====== Provided material ======

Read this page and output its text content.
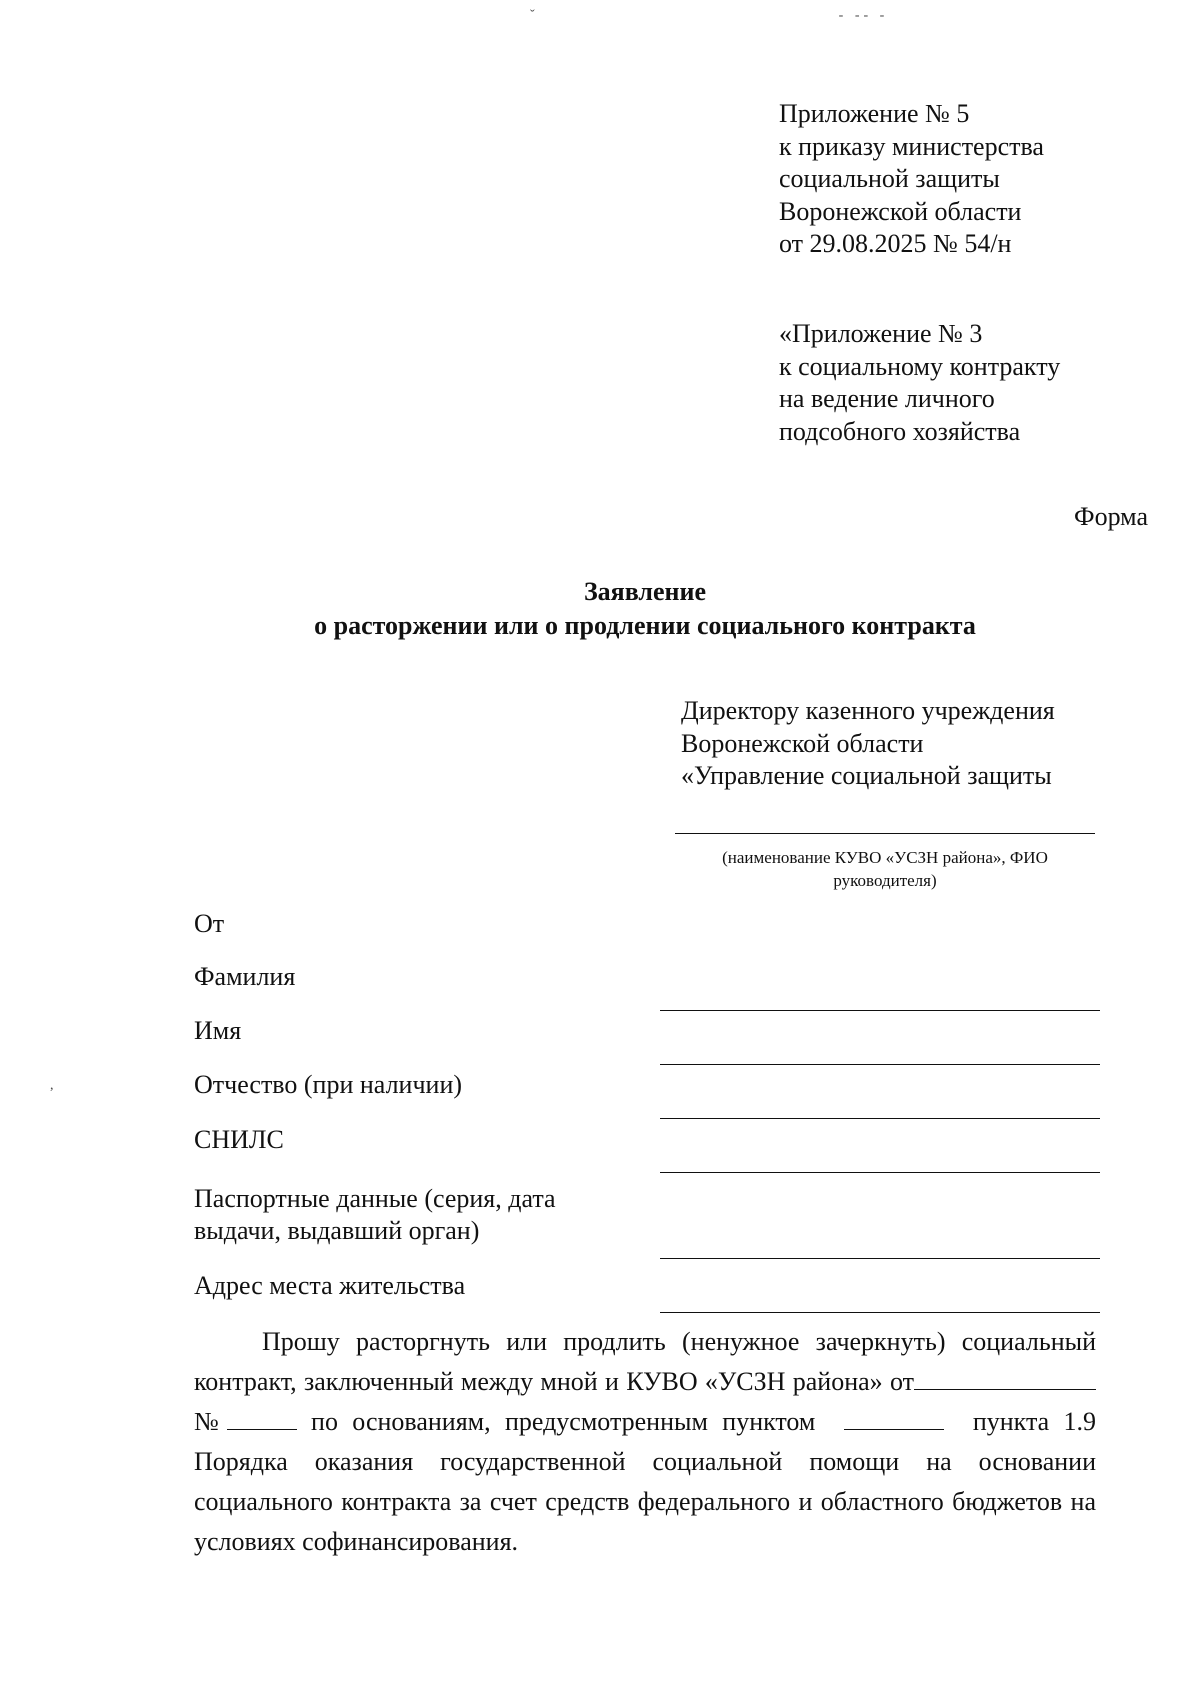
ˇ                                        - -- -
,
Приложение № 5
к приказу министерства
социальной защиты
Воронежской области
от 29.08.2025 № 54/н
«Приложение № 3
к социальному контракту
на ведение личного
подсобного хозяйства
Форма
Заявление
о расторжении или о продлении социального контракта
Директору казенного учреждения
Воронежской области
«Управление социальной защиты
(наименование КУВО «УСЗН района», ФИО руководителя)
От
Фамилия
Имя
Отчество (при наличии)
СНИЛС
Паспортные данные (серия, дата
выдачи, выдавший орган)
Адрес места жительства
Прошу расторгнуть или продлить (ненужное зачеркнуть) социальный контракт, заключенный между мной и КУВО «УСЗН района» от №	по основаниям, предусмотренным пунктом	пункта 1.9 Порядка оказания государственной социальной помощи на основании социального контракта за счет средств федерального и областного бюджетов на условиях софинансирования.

======

Given request: All of the data needs repeating exactly, but the pictures do not.

Solved problem:
Read this page and output its text content.
ˇ                                        - -- -
,
Приложение № 5
к приказу министерства
социальной защиты
Воронежской области
от 29.08.2025 № 54/н
«Приложение № 3
к социальному контракту
на ведение личного
подсобного хозяйства
Форма
Заявление
о расторжении или о продлении социального контракта
Директору казенного учреждения
Воронежской области
«Управление социальной защиты
(наименование КУВО «УСЗН района», ФИО руководителя)
От
Фамилия
Имя
Отчество (при наличии)
СНИЛС
Паспортные данные (серия, дата
выдачи, выдавший орган)
Адрес места жительства
Прошу расторгнуть или продлить (ненужное зачеркнуть) социальный контракт, заключенный между мной и КУВО «УСЗН района» от №	по основаниям, предусмотренным пунктом	пункта 1.9 Порядка оказания государственной социальной помощи на основании социального контракта за счет средств федерального и областного бюджетов на условиях софинансирования.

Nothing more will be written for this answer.